▸ **TASK DETAILS**
In the entries below, identify every line with the string "остаток" and copy it.

-- START EXERCISE INPUT --

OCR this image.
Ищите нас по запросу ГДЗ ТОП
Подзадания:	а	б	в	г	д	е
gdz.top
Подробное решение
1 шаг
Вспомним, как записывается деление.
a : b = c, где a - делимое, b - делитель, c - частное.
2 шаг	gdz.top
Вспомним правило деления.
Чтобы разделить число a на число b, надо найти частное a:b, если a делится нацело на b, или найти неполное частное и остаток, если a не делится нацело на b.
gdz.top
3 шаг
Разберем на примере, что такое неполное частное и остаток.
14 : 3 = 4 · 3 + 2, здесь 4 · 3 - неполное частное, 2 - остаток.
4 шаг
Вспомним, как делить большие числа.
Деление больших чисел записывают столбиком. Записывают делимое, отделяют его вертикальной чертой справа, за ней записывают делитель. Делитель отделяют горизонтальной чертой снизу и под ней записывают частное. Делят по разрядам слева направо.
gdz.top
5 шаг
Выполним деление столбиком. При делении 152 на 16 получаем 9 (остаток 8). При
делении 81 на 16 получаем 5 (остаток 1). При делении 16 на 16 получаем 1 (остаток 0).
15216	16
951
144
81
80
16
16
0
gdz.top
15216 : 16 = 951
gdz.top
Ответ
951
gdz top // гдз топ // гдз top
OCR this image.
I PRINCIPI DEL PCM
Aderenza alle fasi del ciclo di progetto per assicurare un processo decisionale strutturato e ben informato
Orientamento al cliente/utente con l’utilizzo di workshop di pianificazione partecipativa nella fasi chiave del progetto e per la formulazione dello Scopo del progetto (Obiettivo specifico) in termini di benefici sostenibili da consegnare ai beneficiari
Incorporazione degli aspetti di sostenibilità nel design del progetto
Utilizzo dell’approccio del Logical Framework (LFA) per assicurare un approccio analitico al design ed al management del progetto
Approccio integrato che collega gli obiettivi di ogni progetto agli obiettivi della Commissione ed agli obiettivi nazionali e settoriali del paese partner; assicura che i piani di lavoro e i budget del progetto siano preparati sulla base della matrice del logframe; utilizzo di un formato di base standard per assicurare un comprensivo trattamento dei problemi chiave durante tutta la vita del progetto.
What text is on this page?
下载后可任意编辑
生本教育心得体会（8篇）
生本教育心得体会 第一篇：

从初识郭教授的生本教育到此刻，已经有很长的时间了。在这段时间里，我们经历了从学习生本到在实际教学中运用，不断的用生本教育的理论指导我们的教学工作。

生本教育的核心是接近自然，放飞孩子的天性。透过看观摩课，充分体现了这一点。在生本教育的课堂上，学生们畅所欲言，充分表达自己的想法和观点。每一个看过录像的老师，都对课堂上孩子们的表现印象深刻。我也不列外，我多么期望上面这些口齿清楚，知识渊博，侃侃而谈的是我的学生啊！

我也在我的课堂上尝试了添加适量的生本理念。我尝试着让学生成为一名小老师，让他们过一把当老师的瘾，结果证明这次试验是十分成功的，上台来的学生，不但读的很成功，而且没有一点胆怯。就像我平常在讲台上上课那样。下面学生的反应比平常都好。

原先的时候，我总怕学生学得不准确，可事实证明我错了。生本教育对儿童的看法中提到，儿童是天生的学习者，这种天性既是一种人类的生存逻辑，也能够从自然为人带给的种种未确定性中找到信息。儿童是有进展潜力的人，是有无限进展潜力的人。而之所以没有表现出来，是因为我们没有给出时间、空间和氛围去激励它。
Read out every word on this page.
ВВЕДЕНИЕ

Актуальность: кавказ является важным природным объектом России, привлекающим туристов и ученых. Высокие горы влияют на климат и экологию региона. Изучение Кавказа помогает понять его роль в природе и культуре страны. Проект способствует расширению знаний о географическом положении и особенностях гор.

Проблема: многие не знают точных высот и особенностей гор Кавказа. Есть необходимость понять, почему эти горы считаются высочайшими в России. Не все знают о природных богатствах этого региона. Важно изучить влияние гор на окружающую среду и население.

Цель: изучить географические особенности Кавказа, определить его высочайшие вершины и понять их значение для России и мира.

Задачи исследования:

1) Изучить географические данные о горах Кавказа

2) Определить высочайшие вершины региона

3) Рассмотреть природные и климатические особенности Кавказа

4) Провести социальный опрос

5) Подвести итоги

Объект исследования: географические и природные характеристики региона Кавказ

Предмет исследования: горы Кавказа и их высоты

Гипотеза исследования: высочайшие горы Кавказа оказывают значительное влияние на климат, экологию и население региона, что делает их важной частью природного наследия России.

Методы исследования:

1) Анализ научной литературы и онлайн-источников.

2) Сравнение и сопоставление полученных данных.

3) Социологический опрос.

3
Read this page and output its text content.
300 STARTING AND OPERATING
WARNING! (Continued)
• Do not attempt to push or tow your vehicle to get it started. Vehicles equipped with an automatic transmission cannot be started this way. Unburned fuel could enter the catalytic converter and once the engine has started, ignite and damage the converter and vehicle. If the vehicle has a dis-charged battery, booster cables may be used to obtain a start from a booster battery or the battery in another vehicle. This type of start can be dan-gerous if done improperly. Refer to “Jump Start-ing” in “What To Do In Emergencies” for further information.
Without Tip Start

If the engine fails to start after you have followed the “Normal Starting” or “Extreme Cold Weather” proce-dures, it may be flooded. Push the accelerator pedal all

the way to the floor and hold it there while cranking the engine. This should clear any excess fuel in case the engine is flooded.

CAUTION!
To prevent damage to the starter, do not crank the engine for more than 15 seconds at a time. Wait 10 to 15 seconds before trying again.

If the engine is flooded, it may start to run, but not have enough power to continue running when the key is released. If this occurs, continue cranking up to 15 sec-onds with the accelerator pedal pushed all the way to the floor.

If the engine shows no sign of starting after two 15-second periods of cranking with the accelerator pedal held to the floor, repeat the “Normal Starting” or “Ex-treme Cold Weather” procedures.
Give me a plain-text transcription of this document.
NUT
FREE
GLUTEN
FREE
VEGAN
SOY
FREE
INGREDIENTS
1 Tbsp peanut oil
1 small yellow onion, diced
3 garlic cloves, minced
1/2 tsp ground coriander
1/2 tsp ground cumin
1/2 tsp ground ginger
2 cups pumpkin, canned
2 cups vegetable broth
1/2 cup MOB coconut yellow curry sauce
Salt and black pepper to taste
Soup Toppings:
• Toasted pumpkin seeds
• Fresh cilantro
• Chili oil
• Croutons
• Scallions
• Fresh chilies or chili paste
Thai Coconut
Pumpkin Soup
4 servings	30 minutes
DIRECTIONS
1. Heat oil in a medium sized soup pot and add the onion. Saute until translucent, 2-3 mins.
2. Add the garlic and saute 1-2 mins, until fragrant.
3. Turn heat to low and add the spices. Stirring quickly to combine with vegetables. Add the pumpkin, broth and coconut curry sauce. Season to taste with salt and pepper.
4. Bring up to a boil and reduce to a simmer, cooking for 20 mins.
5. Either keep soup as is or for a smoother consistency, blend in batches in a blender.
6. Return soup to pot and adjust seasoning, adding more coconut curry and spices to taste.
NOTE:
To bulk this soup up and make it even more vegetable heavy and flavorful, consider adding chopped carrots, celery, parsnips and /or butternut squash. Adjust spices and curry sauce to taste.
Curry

-- END EXERCISE INPUT --

▸ **EXPECTED ANSWER**
Чтобы разделить число a на число b, надо найти частное a:b, если a делится нацело на b, или найти неполное частное и остаток, если a не делится нацело на b.
Разберем на примере, что такое неполное частное и остаток.
14 : 3 = 4 · 3 + 2, здесь 4 · 3 - неполное частное, 2 - остаток.
Выполним деление столбиком. При делении 152 на 16 получаем 9 (остаток 8). При
делении 81 на 16 получаем 5 (остаток 1). При делении 16 на 16 получаем 1 (остаток 0).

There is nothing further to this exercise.